- Requirement: Using the data below, gather each line that includes the word "content".

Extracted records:
**********

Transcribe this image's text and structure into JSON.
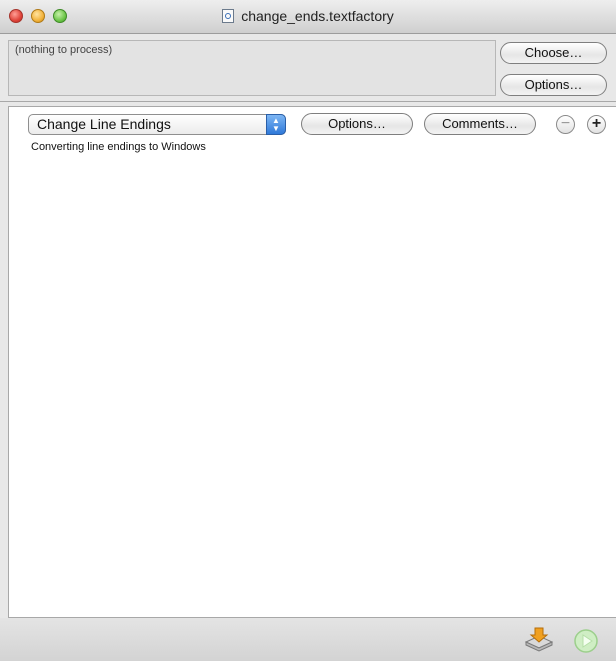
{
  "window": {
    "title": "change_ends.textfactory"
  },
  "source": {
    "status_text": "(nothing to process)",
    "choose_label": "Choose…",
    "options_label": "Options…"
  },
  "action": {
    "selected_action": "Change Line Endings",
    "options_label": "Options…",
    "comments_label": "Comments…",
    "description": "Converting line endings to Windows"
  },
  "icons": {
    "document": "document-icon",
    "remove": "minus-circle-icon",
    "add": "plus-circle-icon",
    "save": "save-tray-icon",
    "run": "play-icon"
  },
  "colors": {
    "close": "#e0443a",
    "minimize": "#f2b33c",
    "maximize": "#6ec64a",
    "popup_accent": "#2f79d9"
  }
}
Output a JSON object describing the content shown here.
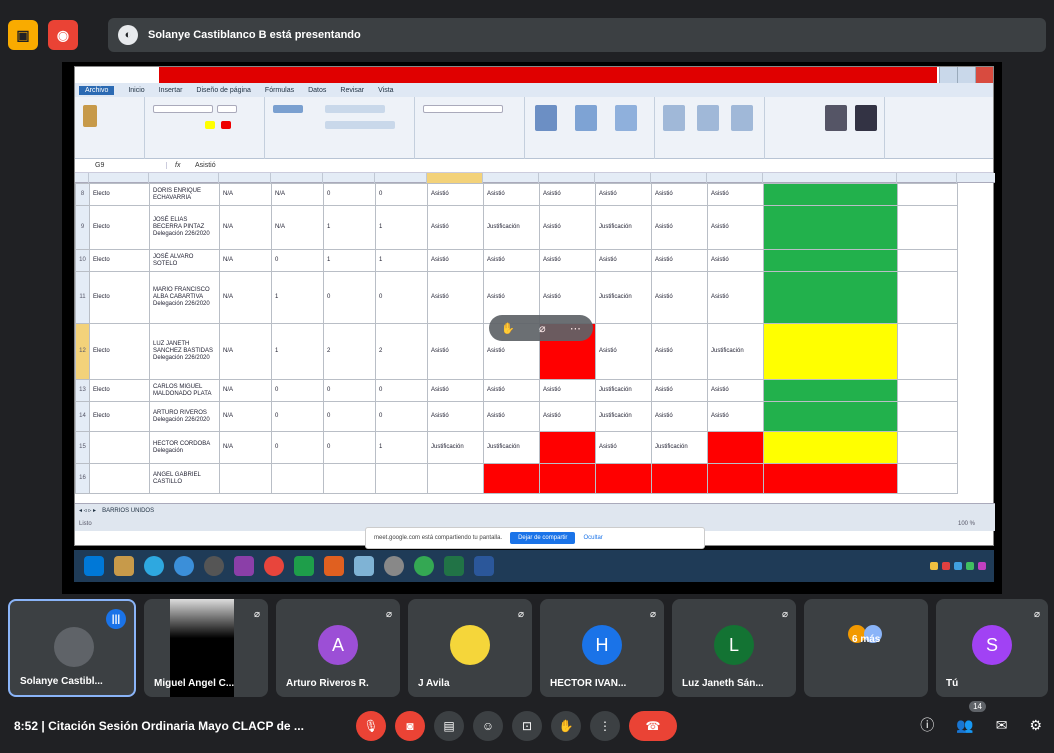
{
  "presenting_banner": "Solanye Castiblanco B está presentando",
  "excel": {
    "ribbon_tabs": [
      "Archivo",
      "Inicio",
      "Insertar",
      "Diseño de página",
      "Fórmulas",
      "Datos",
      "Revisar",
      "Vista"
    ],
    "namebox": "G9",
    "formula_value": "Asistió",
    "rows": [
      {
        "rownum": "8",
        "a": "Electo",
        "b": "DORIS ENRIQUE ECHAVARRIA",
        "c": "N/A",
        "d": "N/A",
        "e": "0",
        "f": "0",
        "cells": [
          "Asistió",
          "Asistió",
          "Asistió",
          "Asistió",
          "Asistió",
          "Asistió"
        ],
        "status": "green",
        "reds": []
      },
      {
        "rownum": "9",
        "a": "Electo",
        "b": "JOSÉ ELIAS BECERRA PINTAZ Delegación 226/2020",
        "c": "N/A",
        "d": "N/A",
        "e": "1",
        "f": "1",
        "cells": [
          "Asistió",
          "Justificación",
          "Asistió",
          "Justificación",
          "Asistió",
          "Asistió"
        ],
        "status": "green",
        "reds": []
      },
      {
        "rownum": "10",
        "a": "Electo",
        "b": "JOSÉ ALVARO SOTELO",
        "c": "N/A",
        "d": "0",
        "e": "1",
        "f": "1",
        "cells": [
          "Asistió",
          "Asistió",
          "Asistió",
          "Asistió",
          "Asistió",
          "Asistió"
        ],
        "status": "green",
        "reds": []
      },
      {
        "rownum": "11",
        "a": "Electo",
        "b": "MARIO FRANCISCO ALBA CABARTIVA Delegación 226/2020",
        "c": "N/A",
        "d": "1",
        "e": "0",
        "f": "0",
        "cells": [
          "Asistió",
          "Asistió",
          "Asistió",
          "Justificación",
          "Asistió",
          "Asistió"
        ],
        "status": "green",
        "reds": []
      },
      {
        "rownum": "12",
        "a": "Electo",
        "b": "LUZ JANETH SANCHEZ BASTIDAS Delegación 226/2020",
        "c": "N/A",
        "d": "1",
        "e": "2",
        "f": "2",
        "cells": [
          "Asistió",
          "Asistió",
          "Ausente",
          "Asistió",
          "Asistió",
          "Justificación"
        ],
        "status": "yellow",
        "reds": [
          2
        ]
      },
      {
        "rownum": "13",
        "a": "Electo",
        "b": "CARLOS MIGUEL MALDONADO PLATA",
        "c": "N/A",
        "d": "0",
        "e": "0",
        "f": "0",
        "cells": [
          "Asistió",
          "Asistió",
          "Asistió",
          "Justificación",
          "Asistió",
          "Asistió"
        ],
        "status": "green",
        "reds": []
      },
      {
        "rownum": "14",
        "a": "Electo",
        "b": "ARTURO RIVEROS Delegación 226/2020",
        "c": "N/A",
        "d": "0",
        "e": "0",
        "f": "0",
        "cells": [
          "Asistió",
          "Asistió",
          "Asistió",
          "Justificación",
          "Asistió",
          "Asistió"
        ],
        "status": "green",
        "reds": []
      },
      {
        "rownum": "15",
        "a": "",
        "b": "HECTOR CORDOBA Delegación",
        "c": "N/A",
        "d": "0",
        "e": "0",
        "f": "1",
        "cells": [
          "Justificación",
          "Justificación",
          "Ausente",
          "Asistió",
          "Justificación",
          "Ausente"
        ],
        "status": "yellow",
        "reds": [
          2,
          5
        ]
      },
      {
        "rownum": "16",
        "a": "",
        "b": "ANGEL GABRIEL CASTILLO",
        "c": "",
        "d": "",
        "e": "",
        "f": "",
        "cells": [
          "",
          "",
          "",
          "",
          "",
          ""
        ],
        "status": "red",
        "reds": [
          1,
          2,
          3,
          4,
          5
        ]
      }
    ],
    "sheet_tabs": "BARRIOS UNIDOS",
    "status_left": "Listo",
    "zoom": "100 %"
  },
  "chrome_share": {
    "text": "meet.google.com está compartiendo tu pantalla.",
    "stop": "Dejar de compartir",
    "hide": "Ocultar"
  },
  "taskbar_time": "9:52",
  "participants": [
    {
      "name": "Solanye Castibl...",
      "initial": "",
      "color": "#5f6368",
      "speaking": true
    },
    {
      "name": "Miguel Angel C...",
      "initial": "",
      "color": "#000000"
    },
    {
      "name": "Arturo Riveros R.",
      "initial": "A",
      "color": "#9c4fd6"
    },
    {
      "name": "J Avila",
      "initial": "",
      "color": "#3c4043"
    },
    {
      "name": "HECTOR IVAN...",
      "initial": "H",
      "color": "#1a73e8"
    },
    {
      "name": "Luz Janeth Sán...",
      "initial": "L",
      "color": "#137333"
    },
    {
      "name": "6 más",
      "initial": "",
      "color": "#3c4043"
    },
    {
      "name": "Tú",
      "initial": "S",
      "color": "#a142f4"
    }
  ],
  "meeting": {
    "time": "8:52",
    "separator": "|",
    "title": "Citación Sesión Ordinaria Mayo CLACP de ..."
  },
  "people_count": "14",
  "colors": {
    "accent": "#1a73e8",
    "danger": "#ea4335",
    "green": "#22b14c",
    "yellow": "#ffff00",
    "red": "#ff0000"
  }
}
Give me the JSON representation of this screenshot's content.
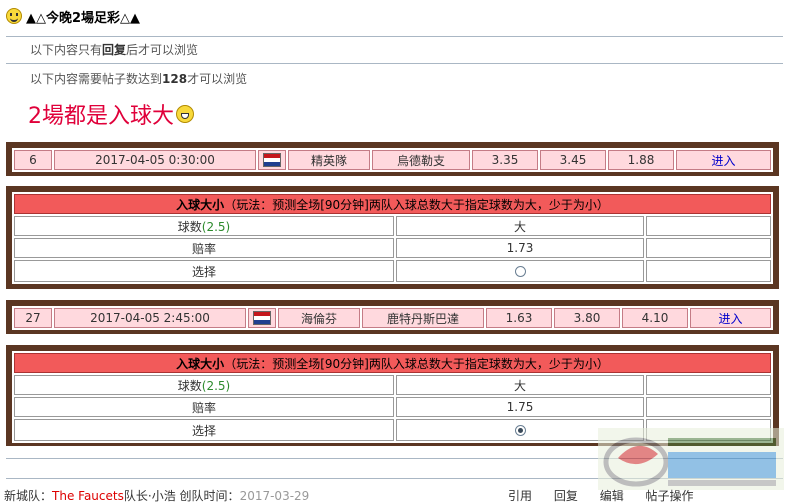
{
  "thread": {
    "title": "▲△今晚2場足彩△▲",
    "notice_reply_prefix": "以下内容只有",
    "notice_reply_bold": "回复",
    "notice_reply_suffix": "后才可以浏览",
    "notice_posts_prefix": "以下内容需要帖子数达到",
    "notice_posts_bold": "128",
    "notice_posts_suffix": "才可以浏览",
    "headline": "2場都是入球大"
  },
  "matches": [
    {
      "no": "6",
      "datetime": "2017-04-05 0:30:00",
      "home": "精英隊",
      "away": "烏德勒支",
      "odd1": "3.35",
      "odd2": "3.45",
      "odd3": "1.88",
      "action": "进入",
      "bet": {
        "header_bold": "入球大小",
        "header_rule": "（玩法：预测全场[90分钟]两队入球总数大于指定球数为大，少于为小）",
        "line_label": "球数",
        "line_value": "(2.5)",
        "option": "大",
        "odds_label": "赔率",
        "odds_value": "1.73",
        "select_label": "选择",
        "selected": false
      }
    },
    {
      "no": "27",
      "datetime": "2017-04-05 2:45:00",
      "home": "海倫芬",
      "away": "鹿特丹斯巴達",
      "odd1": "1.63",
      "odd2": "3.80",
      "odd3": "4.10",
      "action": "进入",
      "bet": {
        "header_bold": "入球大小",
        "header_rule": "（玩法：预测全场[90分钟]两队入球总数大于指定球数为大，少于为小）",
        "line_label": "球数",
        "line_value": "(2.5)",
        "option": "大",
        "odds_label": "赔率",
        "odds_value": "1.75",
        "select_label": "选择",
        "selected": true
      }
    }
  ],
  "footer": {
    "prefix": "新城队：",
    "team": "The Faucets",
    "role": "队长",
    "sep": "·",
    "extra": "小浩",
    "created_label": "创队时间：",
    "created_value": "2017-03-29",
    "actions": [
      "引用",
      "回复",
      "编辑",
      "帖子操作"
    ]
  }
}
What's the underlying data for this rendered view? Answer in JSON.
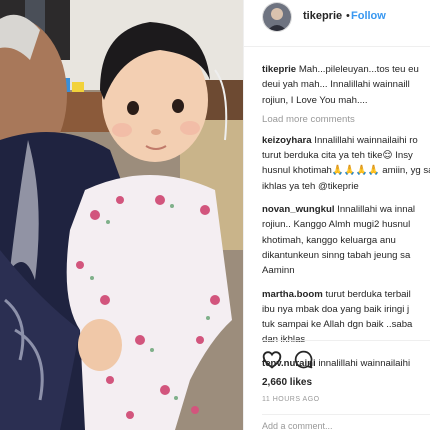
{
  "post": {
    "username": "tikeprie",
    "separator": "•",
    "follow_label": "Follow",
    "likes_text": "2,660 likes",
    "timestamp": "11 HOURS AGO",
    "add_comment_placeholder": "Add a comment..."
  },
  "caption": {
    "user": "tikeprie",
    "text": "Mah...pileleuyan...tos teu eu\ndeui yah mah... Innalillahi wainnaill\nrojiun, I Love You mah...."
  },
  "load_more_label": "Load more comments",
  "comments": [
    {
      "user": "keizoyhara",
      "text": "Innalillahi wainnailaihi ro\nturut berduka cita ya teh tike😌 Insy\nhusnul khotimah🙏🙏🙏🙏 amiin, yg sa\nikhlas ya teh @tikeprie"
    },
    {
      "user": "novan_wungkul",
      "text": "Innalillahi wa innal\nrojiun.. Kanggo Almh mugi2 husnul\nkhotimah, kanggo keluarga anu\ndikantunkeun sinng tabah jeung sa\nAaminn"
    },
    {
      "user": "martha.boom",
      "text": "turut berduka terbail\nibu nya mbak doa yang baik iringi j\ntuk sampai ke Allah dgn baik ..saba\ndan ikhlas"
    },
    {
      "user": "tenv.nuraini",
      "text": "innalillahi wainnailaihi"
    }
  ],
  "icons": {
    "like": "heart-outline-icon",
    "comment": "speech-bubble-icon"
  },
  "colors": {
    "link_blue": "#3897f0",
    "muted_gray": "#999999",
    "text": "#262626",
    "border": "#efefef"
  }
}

**********

- Result:
Output a JSON object describing the content shown here.
Give me the JSON representation of this screenshot's content.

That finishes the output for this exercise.